Stored data entries:

···

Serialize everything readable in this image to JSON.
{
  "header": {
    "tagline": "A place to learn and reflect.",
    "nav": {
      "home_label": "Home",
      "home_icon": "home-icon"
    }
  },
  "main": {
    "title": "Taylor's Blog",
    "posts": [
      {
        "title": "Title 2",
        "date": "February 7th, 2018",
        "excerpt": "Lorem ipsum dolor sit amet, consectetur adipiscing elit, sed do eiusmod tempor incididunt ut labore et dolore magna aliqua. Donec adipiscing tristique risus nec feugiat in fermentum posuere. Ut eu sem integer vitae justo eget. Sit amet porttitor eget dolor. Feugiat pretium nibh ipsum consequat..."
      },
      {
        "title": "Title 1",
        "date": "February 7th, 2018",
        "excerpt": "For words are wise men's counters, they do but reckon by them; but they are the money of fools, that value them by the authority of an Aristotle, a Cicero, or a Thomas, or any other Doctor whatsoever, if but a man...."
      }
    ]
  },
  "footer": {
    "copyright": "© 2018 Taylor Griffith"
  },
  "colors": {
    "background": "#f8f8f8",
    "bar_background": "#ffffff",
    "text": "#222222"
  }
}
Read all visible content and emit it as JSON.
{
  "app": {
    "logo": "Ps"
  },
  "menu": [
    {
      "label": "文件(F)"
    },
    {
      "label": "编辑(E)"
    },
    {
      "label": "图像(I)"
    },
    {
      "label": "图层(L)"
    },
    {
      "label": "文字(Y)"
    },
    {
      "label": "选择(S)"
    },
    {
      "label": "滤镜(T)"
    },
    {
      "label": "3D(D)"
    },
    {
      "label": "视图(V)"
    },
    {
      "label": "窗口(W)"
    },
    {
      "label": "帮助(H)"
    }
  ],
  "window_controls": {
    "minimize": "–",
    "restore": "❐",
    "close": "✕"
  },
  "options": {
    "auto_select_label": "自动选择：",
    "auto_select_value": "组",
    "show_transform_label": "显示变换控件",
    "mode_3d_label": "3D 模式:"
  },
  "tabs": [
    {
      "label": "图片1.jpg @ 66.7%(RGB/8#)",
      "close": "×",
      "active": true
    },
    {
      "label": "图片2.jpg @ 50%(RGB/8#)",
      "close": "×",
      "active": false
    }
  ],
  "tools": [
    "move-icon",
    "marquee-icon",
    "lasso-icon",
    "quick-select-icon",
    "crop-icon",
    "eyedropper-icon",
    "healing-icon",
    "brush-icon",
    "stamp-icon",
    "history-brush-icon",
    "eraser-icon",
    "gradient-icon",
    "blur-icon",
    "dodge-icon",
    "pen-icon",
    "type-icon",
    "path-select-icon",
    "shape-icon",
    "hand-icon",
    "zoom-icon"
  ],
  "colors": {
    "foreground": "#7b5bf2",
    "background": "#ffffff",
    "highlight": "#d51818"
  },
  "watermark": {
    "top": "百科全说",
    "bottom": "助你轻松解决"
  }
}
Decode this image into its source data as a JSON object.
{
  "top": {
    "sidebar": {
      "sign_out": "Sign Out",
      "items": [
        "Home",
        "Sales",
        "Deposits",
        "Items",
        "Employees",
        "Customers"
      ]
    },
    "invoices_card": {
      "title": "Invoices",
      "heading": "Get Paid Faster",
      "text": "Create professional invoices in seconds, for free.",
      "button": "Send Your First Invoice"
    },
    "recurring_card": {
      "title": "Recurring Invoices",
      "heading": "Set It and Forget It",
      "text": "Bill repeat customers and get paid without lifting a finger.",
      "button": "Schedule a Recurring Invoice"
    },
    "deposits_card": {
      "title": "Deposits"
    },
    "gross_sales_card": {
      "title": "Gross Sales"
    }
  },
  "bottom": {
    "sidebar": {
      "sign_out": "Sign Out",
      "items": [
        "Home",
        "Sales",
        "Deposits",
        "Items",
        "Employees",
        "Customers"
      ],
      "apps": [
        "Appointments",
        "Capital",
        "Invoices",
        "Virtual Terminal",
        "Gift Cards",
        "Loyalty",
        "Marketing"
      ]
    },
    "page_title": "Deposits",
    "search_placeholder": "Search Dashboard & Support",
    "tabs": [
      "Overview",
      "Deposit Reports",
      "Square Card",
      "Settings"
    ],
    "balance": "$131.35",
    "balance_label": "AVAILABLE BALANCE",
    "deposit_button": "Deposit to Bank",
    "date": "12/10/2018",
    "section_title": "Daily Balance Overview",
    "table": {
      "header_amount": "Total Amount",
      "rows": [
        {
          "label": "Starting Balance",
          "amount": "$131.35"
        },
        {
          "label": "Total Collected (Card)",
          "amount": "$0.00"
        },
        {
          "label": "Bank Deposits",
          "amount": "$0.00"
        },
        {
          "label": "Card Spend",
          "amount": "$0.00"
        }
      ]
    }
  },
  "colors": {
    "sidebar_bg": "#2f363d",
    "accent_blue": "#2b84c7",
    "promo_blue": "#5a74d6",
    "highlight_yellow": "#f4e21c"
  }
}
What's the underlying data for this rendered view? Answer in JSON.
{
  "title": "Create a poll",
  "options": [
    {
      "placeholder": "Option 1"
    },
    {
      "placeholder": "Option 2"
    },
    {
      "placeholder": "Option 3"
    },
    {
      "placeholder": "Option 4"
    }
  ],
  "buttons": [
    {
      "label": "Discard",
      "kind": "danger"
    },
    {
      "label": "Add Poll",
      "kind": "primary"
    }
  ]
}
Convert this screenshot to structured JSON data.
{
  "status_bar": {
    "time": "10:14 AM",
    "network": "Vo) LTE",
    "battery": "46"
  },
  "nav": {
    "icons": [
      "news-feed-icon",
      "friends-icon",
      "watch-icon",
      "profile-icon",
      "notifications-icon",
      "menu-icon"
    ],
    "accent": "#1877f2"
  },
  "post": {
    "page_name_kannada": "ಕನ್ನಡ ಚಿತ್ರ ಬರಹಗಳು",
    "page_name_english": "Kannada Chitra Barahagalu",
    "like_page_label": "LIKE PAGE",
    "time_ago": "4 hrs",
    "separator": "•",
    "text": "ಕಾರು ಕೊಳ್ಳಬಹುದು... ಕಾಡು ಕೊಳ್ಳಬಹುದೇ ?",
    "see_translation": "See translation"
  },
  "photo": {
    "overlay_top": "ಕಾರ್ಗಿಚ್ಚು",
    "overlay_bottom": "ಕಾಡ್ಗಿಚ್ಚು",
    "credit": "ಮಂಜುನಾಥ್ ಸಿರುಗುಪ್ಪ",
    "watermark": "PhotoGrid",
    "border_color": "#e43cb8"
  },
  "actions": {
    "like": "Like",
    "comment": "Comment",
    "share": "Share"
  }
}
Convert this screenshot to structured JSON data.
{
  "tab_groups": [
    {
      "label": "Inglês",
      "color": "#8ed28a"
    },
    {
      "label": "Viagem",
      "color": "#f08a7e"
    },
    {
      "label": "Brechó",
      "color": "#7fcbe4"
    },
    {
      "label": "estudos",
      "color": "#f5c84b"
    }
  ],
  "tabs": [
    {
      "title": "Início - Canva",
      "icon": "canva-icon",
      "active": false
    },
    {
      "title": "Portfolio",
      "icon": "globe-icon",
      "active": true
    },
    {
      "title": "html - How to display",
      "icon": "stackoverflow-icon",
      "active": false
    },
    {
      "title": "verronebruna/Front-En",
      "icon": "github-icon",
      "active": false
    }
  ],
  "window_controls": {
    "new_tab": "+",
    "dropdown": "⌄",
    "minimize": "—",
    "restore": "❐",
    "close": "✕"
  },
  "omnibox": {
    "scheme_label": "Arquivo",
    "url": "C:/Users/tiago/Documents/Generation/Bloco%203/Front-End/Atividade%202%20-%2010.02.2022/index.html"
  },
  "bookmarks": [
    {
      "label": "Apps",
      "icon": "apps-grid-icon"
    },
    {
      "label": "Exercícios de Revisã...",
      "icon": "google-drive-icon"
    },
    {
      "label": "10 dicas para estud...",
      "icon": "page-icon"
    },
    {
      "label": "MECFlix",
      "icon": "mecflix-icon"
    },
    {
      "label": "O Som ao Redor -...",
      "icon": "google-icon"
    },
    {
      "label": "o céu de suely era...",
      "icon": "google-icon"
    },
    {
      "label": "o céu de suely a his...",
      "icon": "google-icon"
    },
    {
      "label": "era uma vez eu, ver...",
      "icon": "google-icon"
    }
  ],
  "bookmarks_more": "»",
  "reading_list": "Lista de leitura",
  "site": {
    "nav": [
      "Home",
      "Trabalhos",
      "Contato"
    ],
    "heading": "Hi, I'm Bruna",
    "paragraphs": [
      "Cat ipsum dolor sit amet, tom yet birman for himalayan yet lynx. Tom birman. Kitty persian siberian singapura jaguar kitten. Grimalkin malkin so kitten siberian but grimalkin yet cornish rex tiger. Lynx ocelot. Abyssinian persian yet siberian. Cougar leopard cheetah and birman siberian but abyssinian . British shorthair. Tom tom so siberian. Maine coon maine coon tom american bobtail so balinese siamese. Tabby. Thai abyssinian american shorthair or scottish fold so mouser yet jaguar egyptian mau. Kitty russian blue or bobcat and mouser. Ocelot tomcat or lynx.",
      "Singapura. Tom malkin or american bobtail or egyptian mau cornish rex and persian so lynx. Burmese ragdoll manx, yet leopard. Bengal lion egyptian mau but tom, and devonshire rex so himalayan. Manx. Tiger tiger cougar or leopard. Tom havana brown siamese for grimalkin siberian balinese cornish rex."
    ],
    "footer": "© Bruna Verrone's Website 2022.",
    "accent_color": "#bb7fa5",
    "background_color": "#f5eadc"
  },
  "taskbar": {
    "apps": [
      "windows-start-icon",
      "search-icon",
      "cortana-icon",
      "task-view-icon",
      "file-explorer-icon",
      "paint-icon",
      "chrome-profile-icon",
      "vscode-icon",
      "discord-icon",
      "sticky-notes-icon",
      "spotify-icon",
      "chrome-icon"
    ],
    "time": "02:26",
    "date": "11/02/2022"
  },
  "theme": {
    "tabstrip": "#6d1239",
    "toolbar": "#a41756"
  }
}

···

## Problem to solve
Return every line from the records above that holds the word "amet".

## Answer to this problem
        "excerpt": "Lorem ipsum dolor sit amet, consectetur adipiscing elit, sed do eiusmod tempor incididunt ut labore et dolore magna aliqua. Donec adipiscing tristique risus nec feugiat in fermentum posuere. Ut eu sem integer vitae justo eget. Sit amet porttitor eget dolor. Feugiat pretium nibh ipsum consequat..."
      "Cat ipsum dolor sit amet, tom yet birman for himalayan yet lynx. Tom birman. Kitty persian siberian singapura jaguar kitten. Grimalkin malkin so kitten siberian but grimalkin yet cornish rex tiger. Lynx ocelot. Abyssinian persian yet siberian. Cougar leopard cheetah and birman siberian but abyssinian . British shorthair. Tom tom so siberian. Maine coon maine coon tom american bobtail so balinese siamese. Tabby. Thai abyssinian american shorthair or scottish fold so mouser yet jaguar egyptian mau. Kitty russian blue or bobcat and mouser. Ocelot tomcat or lynx.",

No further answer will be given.